Task description - All records must be quoted exactly. Omit the pictures.

Extracts from a graphics dataset:
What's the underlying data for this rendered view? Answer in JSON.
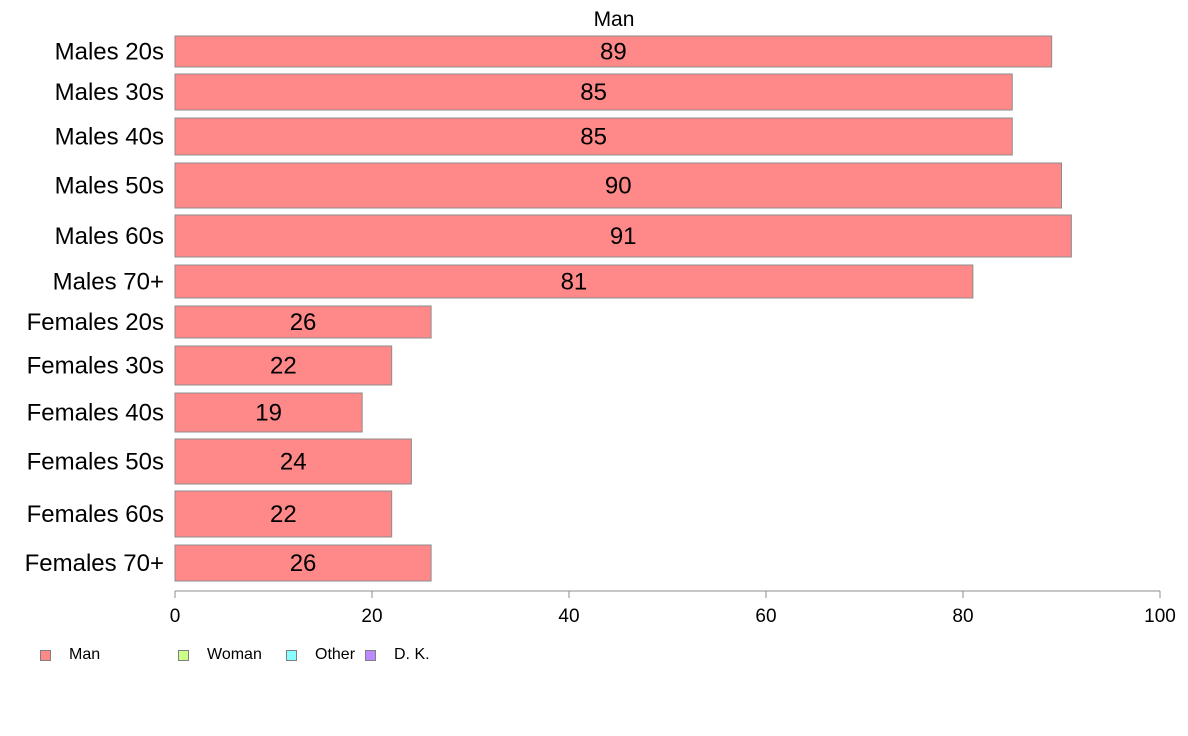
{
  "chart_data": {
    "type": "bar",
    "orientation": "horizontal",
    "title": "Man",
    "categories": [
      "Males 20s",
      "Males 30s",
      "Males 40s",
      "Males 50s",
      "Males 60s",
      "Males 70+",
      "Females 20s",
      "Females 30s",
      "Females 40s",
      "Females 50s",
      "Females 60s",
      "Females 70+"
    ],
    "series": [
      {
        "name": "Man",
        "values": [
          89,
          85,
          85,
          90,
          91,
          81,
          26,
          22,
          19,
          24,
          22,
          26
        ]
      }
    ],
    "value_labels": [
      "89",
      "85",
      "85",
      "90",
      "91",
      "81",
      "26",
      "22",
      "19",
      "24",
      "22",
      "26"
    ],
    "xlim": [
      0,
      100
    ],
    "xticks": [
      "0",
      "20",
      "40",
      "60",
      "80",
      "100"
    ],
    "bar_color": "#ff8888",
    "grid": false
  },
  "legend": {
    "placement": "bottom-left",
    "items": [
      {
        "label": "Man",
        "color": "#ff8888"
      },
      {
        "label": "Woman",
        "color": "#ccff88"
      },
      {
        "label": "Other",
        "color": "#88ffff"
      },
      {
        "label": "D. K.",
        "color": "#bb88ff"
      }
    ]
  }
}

Task answer -
What's the underlying data for this rendered view? Answer in JSON.
{
  "chart_data": {
    "type": "bar",
    "orientation": "horizontal",
    "title": "Man",
    "categories": [
      "Males 20s",
      "Males 30s",
      "Males 40s",
      "Males 50s",
      "Males 60s",
      "Males 70+",
      "Females 20s",
      "Females 30s",
      "Females 40s",
      "Females 50s",
      "Females 60s",
      "Females 70+"
    ],
    "series": [
      {
        "name": "Man",
        "values": [
          89,
          85,
          85,
          90,
          91,
          81,
          26,
          22,
          19,
          24,
          22,
          26
        ]
      }
    ],
    "value_labels": [
      "89",
      "85",
      "85",
      "90",
      "91",
      "81",
      "26",
      "22",
      "19",
      "24",
      "22",
      "26"
    ],
    "xlim": [
      0,
      100
    ],
    "xticks": [
      "0",
      "20",
      "40",
      "60",
      "80",
      "100"
    ],
    "bar_color": "#ff8888",
    "grid": false
  },
  "legend": {
    "placement": "bottom-left",
    "items": [
      {
        "label": "Man",
        "color": "#ff8888"
      },
      {
        "label": "Woman",
        "color": "#ccff88"
      },
      {
        "label": "Other",
        "color": "#88ffff"
      },
      {
        "label": "D. K.",
        "color": "#bb88ff"
      }
    ]
  }
}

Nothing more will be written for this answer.